Work request: All entries shown below should be duplicated character for character.

[Records for the exercise]

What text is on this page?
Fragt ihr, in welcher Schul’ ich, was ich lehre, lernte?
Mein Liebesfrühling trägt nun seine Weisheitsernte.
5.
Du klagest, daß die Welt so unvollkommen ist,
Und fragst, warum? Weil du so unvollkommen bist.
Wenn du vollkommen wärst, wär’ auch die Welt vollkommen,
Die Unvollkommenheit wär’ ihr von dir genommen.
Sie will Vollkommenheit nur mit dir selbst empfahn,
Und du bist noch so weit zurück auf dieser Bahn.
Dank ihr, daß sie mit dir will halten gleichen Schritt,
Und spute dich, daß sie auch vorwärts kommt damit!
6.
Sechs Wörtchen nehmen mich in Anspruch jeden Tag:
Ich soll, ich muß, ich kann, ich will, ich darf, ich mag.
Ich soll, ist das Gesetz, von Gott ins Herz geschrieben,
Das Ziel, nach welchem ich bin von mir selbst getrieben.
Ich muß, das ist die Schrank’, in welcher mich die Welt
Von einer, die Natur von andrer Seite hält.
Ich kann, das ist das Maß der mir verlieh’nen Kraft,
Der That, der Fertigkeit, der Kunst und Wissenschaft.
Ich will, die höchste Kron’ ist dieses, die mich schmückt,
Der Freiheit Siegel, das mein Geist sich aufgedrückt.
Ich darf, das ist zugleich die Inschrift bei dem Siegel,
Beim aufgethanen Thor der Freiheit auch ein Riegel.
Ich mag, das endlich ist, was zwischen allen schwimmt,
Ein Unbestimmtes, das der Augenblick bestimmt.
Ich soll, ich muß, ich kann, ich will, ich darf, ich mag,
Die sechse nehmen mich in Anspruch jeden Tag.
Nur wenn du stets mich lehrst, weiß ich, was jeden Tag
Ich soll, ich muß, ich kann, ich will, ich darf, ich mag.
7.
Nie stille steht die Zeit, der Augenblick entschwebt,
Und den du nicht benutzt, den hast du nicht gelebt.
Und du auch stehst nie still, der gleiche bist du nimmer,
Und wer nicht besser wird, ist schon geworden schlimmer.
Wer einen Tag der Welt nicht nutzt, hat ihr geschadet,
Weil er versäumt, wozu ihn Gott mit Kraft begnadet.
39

[/Records for the exercise]

Answer to this exercise:
What text is on this page?
Fragt ihr, in welcher Schul’ ich, was ich lehre, lernte?
Mein Liebesfrühling trägt nun seine Weisheitsernte.
5.
Du klagest, daß die Welt so unvollkommen ist,
Und fragst, warum? Weil du so unvollkommen bist.
Wenn du vollkommen wärst, wär’ auch die Welt vollkommen,
Die Unvollkommenheit wär’ ihr von dir genommen.
Sie will Vollkommenheit nur mit dir selbst empfahn,
Und du bist noch so weit zurück auf dieser Bahn.
Dank ihr, daß sie mit dir will halten gleichen Schritt,
Und spute dich, daß sie auch vorwärts kommt damit!
6.
Sechs Wörtchen nehmen mich in Anspruch jeden Tag:
Ich soll, ich muß, ich kann, ich will, ich darf, ich mag.
Ich soll, ist das Gesetz, von Gott ins Herz geschrieben,
Das Ziel, nach welchem ich bin von mir selbst getrieben.
Ich muß, das ist die Schrank’, in welcher mich die Welt
Von einer, die Natur von andrer Seite hält.
Ich kann, das ist das Maß der mir verlieh’nen Kraft,
Der That, der Fertigkeit, der Kunst und Wissenschaft.
Ich will, die höchste Kron’ ist dieses, die mich schmückt,
Der Freiheit Siegel, das mein Geist sich aufgedrückt.
Ich darf, das ist zugleich die Inschrift bei dem Siegel,
Beim aufgethanen Thor der Freiheit auch ein Riegel.
Ich mag, das endlich ist, was zwischen allen schwimmt,
Ein Unbestimmtes, das der Augenblick bestimmt.
Ich soll, ich muß, ich kann, ich will, ich darf, ich mag,
Die sechse nehmen mich in Anspruch jeden Tag.
Nur wenn du stets mich lehrst, weiß ich, was jeden Tag
Ich soll, ich muß, ich kann, ich will, ich darf, ich mag.
7.
Nie stille steht die Zeit, der Augenblick entschwebt,
Und den du nicht benutzt, den hast du nicht gelebt.
Und du auch stehst nie still, der gleiche bist du nimmer,
Und wer nicht besser wird, ist schon geworden schlimmer.
Wer einen Tag der Welt nicht nutzt, hat ihr geschadet,
Weil er versäumt, wozu ihn Gott mit Kraft begnadet.
39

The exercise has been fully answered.